> Directive
Could you repeat the records below exactly, leaving out any pictures?

> Entries supplied
####################
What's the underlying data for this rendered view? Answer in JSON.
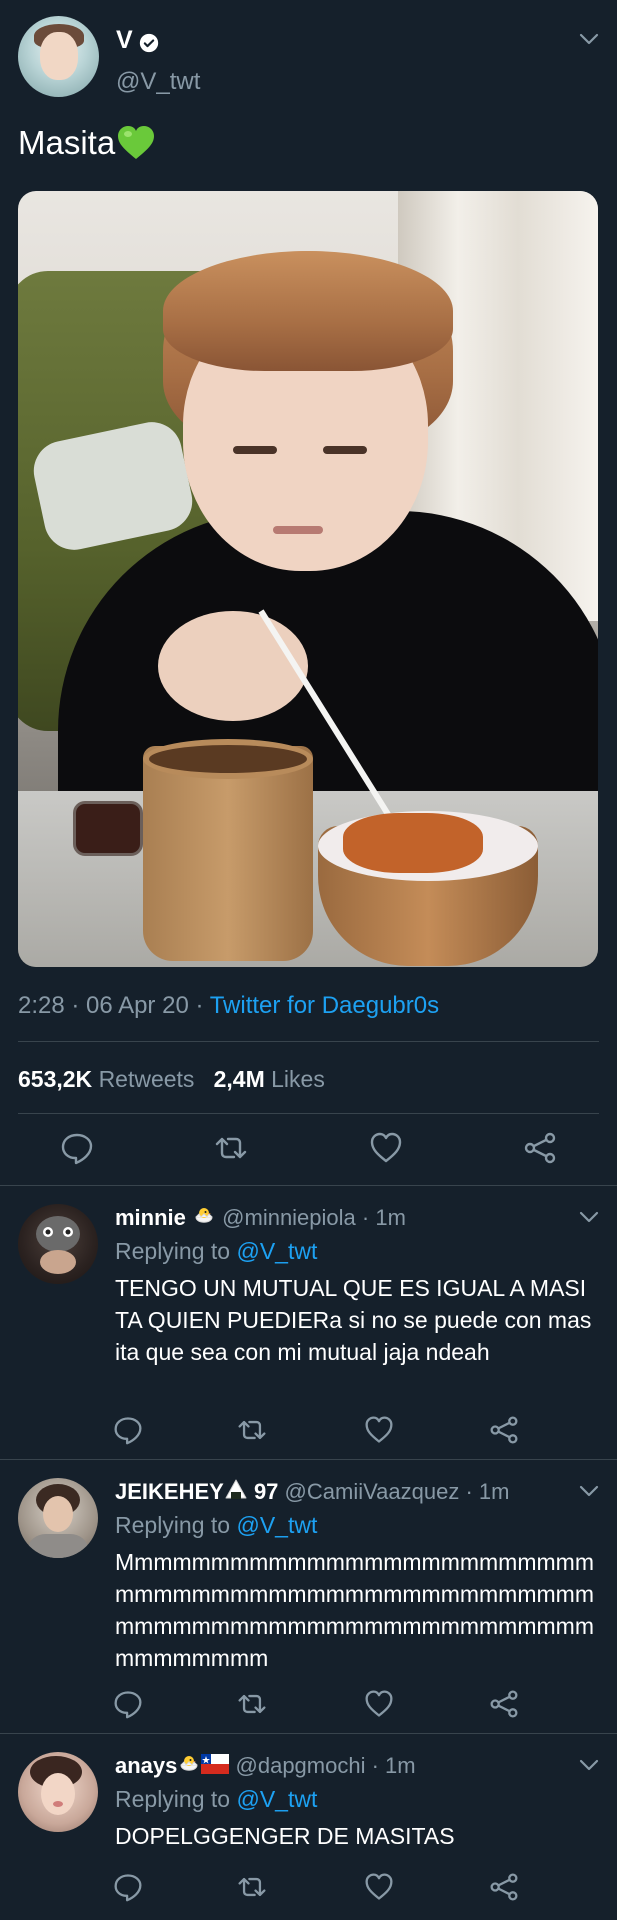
{
  "main_tweet": {
    "display_name": "V",
    "handle": "@V_twt",
    "text": "Masita",
    "timestamp": "2:28 · 06 Apr 20 · ",
    "source": "Twitter for Daegubr0s",
    "retweets_count": "653,2K",
    "retweets_label": "Retweets",
    "likes_count": "2,4M",
    "likes_label": "Likes",
    "icons": [
      "verified-badge",
      "green-heart-emoji",
      "chevron-down",
      "reply",
      "retweet",
      "like",
      "share"
    ]
  },
  "replies": [
    {
      "name": "minnie",
      "handle": "@minniepiola",
      "time": "· 1m",
      "replying_prefix": "Replying to",
      "replying_to": "@V_twt",
      "text": "TENGO UN MUTUAL QUE ES IGUAL A MASITA QUIEN PUEDIERa si no se puede con masita que sea con mi mutual jaja ndeah"
    },
    {
      "name": "JEIKEHEY",
      "name_suffix": " 97",
      "handle": "@CamiiVaazquez",
      "time": "· 1m",
      "replying_prefix": "Replying to",
      "replying_to": "@V_twt",
      "text": "Mmmmmmmmmmmmmmmmmmmmmmmmmmmmmmmmmmmmmmmmmmmmmmmmmmmmmmmmmmmmmmmmmmmmmmmmmmmmmmmmmmm"
    },
    {
      "name": "anays",
      "handle": "@dapgmochi",
      "time": "· 1m",
      "replying_prefix": "Replying to",
      "replying_to": "@V_twt",
      "text": "DOPELGGENGER DE MASITAS"
    }
  ],
  "colors": {
    "background": "#15202b",
    "divider": "#38444d",
    "muted": "#8899a6",
    "link": "#1da1f2"
  }
}
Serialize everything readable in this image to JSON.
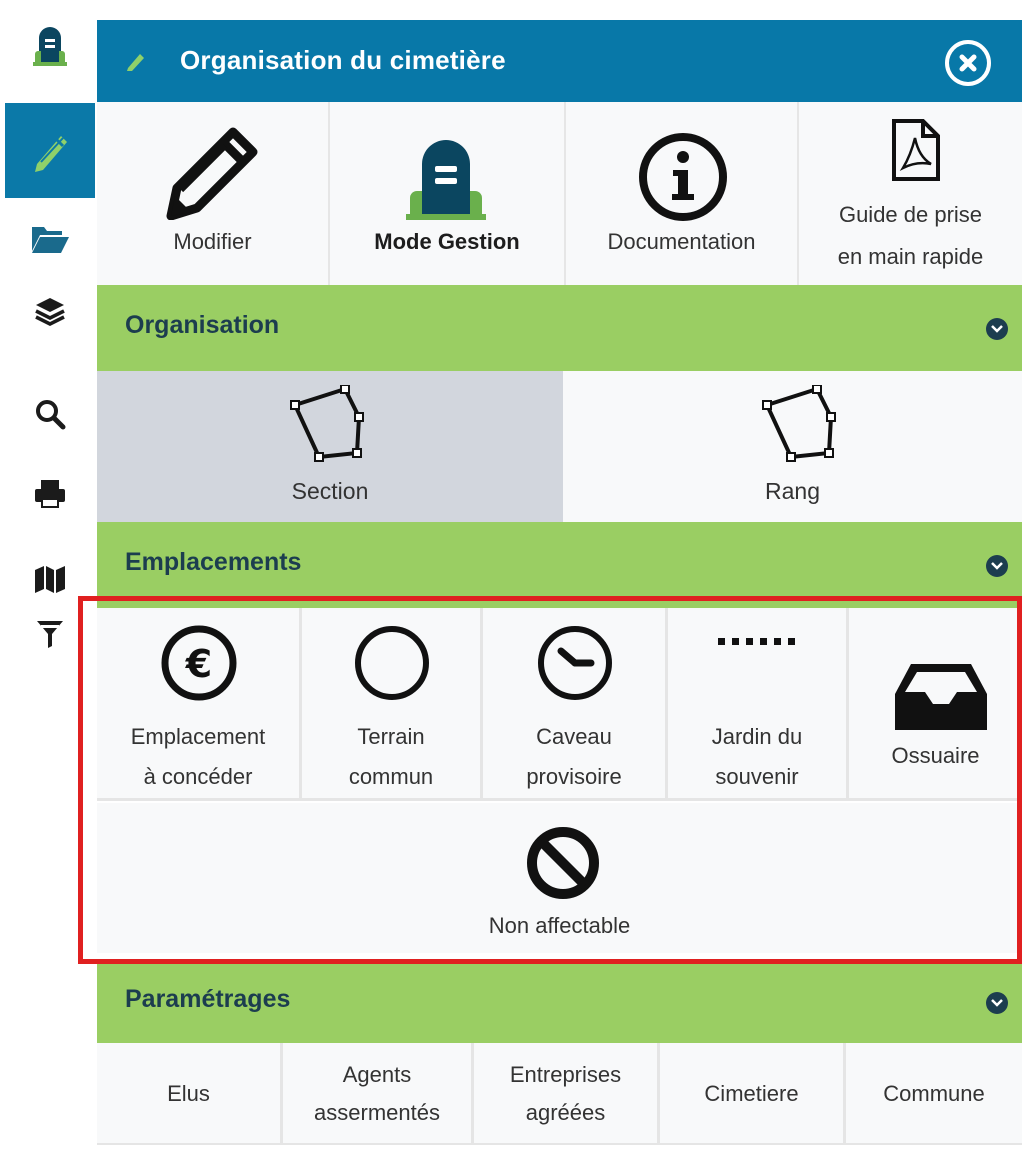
####################
> Written response
What's the underlying data for this rendered view? Answer in JSON.
{
  "main_tweet": {
    "display_name": "V",
    "handle": "@V_twt",
    "text": "Masita",
    "timestamp": "2:28 · 06 Apr 20 · ",
    "source": "Twitter for Daegubr0s",
    "retweets_count": "653,2K",
    "retweets_label": "Retweets",
    "likes_count": "2,4M",
    "likes_label": "Likes",
    "icons": [
      "verified-badge",
      "green-heart-emoji",
      "chevron-down",
      "reply",
      "retweet",
      "like",
      "share"
    ]
  },
  "replies": [
    {
      "name": "minnie",
      "handle": "@minniepiola",
      "time": "· 1m",
      "replying_prefix": "Replying to",
      "replying_to": "@V_twt",
      "text": "TENGO UN MUTUAL QUE ES IGUAL A MASITA QUIEN PUEDIERa si no se puede con masita que sea con mi mutual jaja ndeah"
    },
    {
      "name": "JEIKEHEY",
      "name_suffix": " 97",
      "handle": "@CamiiVaazquez",
      "time": "· 1m",
      "replying_prefix": "Replying to",
      "replying_to": "@V_twt",
      "text": "Mmmmmmmmmmmmmmmmmmmmmmmmmmmmmmmmmmmmmmmmmmmmmmmmmmmmmmmmmmmmmmmmmmmmmmmmmmmmmmmmmmm"
    },
    {
      "name": "anays",
      "handle": "@dapgmochi",
      "time": "· 1m",
      "replying_prefix": "Replying to",
      "replying_to": "@V_twt",
      "text": "DOPELGGENGER DE MASITAS"
    }
  ],
  "colors": {
    "background": "#15202b",
    "divider": "#38444d",
    "muted": "#8899a6",
    "link": "#1da1f2"
  }
}
Serialize everything readable in this image to JSON.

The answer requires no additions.